### Text excerpt
◆ ◆ ◆ ◆

Deck the Hall

Quick: which Browns receiver was named to the NFL’s All Decade Team for the 1960s?

No-brainer. Gotta be Hall of Famer Paul Warfield, right?

No? Hmmm. Must be a trick question.

Then how about Hall of Famer Bobby Mitchell, the halfback who put up more spectacular numbers in Washington after a switching positions?


That leaves Gary Collins. The former fourth-overall draft pick, league-leading punter, and hero of the ’64 title game was chosen for the honor by the Hall of Fame selection committee back in 2000.

His name is getting more attention lately due to Braylon Edwards tying his 44-year-old franchise record of 13 touchdown receptions. He’ll even be the team’s guest of honor at the Bills game. It’s an encouraging sign that the current organization respects its connection with the past. And it’s yet another good reason that the Browns’ heritage remains alive in Cleveland, despite the treachery of the ’90s.

At least one writer believes that Collins deserves enshrinement in the Hall of Fame, and it’s a case that’s not without merit.

◆ ◆ ◆ ◆

### Stored records
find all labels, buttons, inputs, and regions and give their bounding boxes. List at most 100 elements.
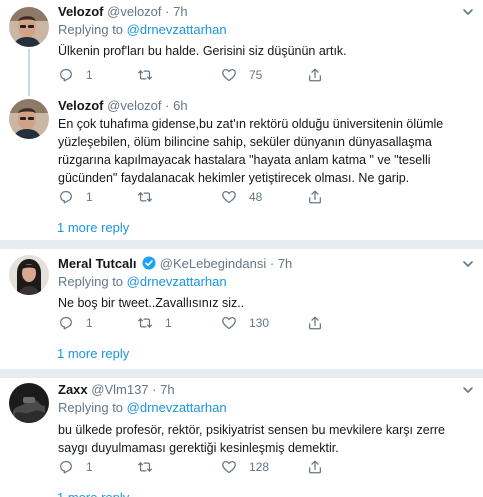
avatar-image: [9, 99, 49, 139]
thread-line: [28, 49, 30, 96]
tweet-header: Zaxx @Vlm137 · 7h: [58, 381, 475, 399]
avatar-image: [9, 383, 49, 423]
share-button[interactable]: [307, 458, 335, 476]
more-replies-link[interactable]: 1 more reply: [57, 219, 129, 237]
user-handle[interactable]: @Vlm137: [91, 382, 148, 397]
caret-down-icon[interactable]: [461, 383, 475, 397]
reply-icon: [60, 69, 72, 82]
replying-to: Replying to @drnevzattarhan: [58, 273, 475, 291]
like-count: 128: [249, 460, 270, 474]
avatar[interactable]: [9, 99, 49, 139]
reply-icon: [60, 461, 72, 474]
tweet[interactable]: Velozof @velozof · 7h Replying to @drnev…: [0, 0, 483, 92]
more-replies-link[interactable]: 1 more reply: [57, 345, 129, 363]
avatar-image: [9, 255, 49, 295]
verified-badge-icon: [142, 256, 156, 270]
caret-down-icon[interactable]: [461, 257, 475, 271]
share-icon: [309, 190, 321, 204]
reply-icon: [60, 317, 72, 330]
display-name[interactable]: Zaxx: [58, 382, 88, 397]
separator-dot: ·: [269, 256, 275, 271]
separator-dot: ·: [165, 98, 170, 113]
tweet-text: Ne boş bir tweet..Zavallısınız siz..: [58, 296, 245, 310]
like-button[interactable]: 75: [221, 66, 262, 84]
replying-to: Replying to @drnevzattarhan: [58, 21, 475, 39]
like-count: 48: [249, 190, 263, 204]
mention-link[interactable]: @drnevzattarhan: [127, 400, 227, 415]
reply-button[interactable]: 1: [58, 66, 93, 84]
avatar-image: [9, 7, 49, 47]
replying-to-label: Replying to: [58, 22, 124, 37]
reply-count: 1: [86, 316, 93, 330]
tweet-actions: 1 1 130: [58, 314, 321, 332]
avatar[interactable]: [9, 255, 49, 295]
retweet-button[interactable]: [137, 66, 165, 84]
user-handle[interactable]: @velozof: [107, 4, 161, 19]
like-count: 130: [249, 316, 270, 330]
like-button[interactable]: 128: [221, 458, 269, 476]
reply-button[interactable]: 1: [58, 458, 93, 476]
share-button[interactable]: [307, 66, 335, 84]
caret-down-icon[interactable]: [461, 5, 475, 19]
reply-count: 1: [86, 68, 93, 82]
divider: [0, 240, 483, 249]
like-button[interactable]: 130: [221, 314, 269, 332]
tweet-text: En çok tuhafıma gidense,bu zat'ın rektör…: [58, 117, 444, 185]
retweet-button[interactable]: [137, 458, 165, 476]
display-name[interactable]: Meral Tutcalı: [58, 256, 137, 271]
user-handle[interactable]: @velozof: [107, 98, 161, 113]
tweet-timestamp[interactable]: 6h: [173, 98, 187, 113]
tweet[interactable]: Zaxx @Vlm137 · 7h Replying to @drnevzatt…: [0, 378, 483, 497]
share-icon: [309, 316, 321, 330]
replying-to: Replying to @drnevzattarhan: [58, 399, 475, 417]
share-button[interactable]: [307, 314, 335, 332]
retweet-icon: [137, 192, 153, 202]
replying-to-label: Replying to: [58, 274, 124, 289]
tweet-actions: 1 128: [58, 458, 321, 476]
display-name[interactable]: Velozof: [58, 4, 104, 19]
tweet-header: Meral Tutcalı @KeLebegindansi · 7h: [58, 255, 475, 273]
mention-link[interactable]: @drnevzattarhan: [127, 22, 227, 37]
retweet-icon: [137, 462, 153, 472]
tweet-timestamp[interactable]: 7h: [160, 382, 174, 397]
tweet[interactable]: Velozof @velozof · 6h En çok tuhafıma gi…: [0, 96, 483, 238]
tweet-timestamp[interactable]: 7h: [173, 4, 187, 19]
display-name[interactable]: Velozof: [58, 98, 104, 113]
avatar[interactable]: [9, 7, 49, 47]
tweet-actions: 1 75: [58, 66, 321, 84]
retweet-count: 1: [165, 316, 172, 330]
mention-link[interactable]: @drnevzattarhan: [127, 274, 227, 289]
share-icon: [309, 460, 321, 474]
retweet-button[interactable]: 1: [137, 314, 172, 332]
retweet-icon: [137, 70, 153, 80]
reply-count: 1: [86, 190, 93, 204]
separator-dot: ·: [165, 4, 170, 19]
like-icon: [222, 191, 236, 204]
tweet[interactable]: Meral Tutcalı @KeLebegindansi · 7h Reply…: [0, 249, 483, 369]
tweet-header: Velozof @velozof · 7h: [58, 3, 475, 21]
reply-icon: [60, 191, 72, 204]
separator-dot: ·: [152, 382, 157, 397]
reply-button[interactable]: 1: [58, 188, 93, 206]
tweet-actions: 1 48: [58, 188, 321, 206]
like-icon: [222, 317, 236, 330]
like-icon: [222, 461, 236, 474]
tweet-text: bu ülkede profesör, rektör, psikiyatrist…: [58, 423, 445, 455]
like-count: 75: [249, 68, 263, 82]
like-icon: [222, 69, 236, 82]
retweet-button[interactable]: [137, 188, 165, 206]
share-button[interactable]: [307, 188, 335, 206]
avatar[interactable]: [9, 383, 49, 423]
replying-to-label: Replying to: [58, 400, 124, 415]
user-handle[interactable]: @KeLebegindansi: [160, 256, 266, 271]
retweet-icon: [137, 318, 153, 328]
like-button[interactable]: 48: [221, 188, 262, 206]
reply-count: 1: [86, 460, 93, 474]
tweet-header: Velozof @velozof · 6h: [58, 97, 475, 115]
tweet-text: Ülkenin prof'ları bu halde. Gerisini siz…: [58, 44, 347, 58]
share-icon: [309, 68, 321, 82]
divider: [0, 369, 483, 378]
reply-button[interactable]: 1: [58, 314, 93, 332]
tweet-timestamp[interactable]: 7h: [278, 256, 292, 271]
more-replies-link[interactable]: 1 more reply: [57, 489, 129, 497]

◆ ◆ ◆ ◆

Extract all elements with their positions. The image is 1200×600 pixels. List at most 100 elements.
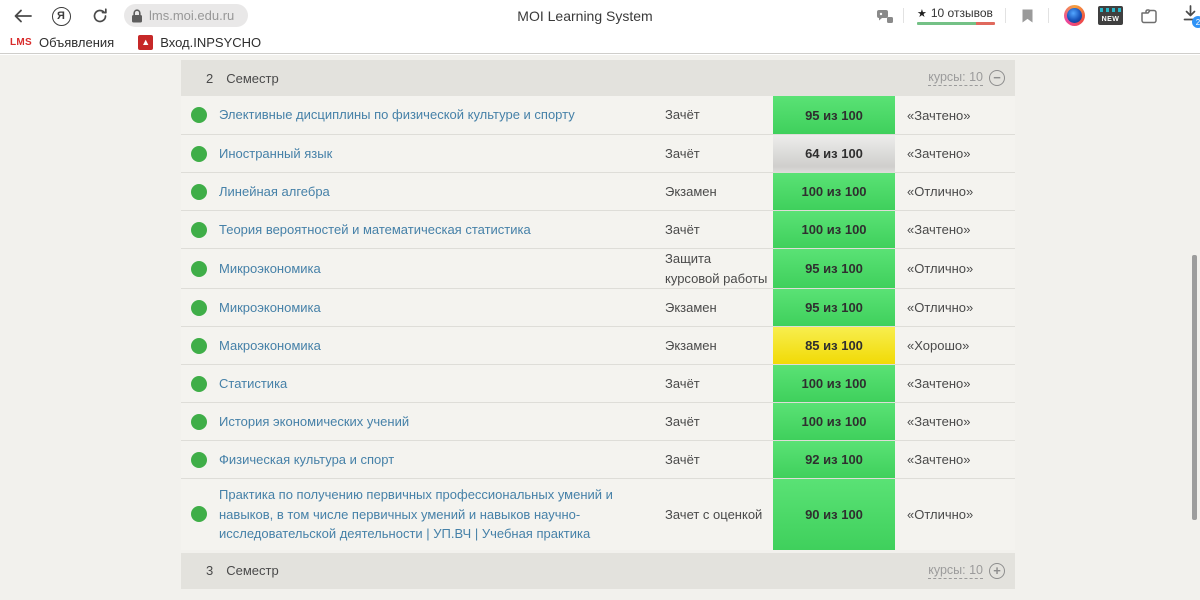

◆ ◆ ◆ ◆

### Jobs
1. Name every football player mentioned in the Browns receiver text.
2. In the entries, echo the stretch from the line containing "find all labels, buttons, inputs, and" through the line containing "replying-to: Replying to @drnevzattarhan: [58, 273, 475, 291]", with the picture omitted.

### Answers below
1. Paul Warfield, Bobby Mitchell, Gary Collins, Braylon Edwards

2.
find all labels, buttons, inputs, and regions and give their bounding boxes. List at most 100 elements.
avatar-image: [9, 99, 49, 139]
thread-line: [28, 49, 30, 96]
tweet-header: Zaxx @Vlm137 · 7h: [58, 381, 475, 399]
avatar-image: [9, 383, 49, 423]
share-button[interactable]: [307, 458, 335, 476]
more-replies-link[interactable]: 1 more reply: [57, 219, 129, 237]
user-handle[interactable]: @Vlm137: [91, 382, 148, 397]
caret-down-icon[interactable]: [461, 383, 475, 397]
reply-icon: [60, 69, 72, 82]
replying-to: Replying to @drnevzattarhan: [58, 273, 475, 291]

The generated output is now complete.